WHAT IS BEING ASKED:
All lines in which the word "list" occurs are to be extracted.

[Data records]
:::::
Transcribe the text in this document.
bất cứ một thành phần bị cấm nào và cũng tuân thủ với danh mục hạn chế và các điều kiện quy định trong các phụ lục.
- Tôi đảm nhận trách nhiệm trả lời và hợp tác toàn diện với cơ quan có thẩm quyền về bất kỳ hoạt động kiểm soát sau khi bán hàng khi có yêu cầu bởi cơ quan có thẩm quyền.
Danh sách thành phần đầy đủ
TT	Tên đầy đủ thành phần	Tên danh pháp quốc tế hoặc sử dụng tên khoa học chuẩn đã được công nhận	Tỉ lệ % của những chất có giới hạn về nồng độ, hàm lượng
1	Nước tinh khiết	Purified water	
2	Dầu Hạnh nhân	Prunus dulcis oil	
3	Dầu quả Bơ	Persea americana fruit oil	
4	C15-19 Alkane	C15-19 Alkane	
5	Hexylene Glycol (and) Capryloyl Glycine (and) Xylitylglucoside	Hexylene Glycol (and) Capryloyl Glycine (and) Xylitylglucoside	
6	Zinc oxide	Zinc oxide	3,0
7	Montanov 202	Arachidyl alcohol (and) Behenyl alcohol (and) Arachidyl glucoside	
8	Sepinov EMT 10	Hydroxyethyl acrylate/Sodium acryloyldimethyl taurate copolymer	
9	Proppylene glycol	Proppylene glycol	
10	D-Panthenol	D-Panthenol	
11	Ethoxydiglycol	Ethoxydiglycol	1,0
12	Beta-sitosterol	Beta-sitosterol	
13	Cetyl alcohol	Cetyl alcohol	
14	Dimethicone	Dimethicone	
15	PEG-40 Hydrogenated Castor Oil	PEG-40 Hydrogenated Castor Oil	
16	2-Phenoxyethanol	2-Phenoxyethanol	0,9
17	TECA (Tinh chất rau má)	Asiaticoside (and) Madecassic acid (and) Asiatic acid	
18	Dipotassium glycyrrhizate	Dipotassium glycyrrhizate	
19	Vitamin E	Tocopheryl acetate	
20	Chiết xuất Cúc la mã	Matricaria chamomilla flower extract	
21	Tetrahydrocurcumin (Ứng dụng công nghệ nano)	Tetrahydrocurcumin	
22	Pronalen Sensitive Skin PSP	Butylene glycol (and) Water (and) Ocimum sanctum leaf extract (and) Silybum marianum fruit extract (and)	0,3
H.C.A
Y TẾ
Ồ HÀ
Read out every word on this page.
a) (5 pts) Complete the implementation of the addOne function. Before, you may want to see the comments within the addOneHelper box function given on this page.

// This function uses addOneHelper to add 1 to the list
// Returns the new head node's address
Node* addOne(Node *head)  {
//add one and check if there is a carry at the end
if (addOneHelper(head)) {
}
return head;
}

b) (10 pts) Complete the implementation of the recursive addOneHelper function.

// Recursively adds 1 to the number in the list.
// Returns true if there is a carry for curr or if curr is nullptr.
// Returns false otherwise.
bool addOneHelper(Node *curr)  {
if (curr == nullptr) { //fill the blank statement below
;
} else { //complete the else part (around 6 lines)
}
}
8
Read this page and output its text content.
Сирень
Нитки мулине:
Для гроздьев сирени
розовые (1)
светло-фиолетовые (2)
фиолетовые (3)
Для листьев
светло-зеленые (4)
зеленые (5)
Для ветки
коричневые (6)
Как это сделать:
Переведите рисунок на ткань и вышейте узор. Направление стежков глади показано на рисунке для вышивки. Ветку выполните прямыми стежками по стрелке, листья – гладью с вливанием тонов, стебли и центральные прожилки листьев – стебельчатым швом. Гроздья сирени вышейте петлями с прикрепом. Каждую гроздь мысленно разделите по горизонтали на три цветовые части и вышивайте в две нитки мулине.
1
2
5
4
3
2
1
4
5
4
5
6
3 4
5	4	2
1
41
:::::
IN RESPONSE:
// This function uses addOneHelper to add 1 to the list
// Recursively adds 1 to the number in the list.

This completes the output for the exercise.